Gather every line in the records below that contains the word "Always", and copy each of those lines in full.

══ Available data

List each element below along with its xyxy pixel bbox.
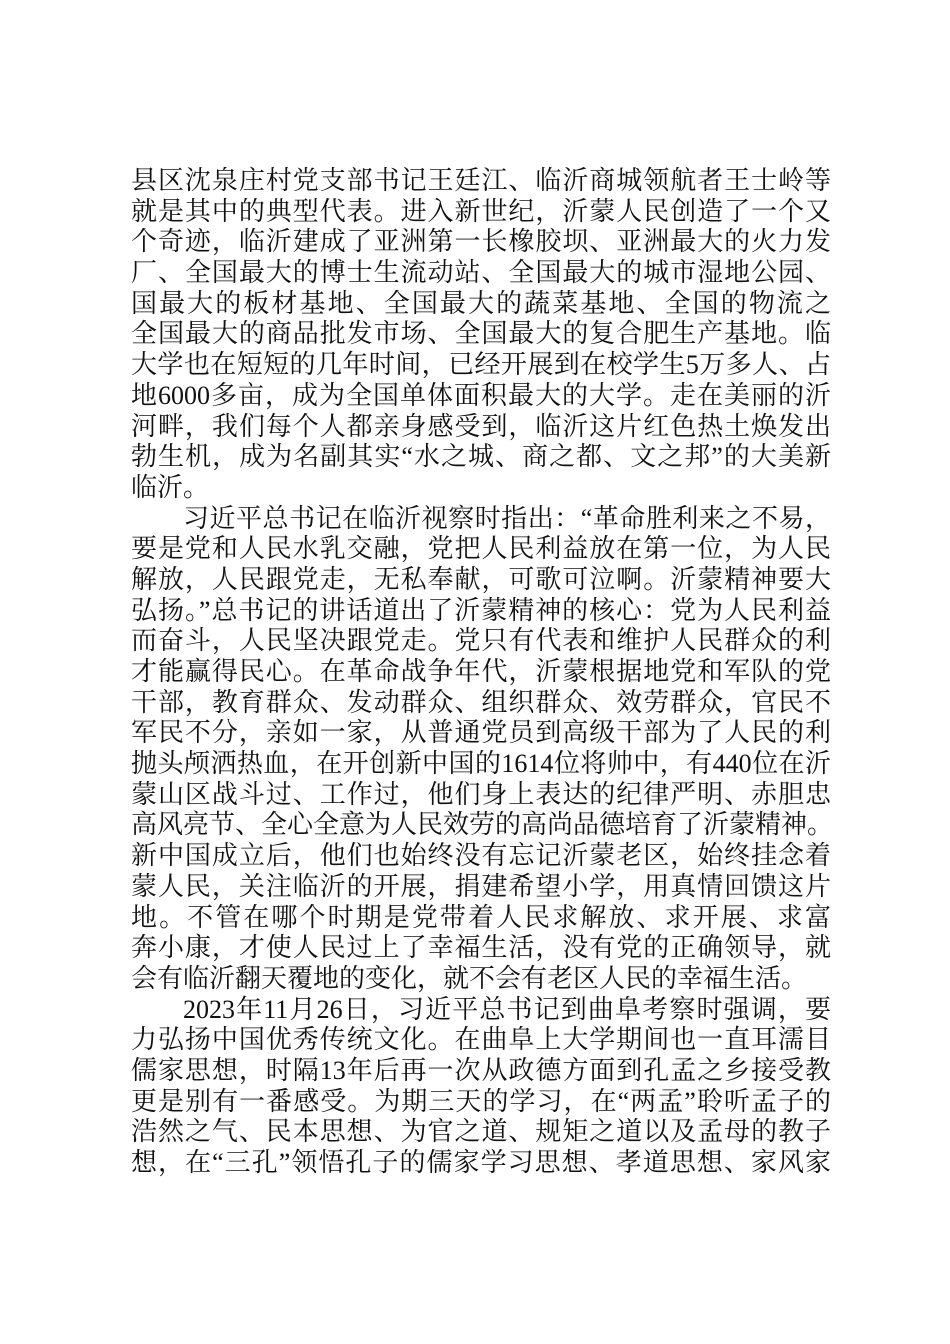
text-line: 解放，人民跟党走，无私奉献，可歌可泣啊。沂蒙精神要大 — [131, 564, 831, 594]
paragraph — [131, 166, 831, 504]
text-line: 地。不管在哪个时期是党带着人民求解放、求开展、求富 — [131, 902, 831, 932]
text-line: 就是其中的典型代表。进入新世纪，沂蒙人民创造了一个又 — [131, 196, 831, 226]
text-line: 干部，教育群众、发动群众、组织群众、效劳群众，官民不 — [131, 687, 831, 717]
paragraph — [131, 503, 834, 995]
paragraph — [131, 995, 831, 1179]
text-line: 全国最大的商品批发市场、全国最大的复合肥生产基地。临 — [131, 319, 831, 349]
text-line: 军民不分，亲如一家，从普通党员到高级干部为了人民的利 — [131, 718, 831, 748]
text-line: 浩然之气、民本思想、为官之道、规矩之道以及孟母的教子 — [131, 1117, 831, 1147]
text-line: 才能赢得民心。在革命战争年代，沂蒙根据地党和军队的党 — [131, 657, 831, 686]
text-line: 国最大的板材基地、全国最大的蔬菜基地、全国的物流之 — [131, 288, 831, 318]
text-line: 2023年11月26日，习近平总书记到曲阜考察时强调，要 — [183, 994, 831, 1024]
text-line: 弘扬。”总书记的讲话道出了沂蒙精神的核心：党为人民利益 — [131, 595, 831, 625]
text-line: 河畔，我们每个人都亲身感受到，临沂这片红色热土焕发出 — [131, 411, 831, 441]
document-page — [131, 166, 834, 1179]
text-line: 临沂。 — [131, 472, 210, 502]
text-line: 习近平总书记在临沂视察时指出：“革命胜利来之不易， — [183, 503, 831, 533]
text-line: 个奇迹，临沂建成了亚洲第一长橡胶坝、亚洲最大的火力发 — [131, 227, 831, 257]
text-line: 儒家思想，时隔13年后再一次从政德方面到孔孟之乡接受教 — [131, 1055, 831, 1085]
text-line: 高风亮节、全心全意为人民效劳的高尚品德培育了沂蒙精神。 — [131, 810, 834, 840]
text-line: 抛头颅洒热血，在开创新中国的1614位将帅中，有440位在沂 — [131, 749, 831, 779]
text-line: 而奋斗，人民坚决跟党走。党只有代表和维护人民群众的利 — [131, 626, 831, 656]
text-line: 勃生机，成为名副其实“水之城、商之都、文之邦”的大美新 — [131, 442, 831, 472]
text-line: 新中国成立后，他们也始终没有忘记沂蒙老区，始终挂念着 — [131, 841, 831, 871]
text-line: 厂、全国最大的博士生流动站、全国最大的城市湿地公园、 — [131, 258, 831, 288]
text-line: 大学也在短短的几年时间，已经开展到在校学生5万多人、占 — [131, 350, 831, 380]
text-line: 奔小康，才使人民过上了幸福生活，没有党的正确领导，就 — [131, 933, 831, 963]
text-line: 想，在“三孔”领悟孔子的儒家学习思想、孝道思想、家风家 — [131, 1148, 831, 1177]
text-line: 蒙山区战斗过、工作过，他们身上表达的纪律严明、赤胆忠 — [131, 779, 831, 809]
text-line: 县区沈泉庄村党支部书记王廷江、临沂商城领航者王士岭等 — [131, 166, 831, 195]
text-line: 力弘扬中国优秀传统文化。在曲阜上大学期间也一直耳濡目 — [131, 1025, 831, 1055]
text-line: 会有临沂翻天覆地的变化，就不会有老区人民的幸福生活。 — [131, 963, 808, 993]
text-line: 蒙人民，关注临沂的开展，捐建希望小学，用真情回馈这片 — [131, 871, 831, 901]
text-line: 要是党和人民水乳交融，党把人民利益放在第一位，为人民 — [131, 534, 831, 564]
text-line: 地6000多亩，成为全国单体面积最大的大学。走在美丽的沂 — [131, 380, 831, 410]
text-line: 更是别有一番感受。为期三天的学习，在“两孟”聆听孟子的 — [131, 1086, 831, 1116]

════
══ Available data

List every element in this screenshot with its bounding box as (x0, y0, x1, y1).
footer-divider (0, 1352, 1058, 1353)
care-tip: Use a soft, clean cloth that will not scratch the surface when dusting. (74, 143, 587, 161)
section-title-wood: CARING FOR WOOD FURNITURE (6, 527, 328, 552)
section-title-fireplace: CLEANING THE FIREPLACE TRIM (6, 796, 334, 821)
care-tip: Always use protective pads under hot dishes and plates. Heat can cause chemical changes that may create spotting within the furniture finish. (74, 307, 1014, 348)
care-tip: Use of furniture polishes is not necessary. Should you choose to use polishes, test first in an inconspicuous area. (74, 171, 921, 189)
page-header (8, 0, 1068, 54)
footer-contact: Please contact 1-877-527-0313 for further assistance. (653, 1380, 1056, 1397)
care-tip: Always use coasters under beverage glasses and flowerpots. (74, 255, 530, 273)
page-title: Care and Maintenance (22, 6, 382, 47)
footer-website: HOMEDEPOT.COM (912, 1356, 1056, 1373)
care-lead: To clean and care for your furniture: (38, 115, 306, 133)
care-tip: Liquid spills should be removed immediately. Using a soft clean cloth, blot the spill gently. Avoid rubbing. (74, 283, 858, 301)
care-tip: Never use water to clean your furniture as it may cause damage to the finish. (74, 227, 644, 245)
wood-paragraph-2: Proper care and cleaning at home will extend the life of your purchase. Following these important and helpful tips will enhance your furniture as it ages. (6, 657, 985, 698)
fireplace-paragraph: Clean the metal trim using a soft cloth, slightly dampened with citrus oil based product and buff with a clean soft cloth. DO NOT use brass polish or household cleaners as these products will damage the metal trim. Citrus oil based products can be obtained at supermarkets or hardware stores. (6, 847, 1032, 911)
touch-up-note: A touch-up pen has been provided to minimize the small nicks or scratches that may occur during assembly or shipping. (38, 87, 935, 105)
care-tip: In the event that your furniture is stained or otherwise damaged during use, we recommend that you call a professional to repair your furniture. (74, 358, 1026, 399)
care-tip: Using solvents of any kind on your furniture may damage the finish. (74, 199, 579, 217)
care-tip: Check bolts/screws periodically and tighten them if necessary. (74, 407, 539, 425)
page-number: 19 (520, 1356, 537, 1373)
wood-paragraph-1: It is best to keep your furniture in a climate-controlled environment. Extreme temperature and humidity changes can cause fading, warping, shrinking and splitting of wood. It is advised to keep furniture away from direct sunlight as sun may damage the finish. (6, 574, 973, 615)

════

■ Correct response:
care-tip: Always use protective pads under hot dishes and plates. Heat can cause chemical changes that may create spotting within the furniture finish. (74, 307, 1014, 348)
care-tip: Always use coasters under beverage glasses and flowerpots. (74, 255, 530, 273)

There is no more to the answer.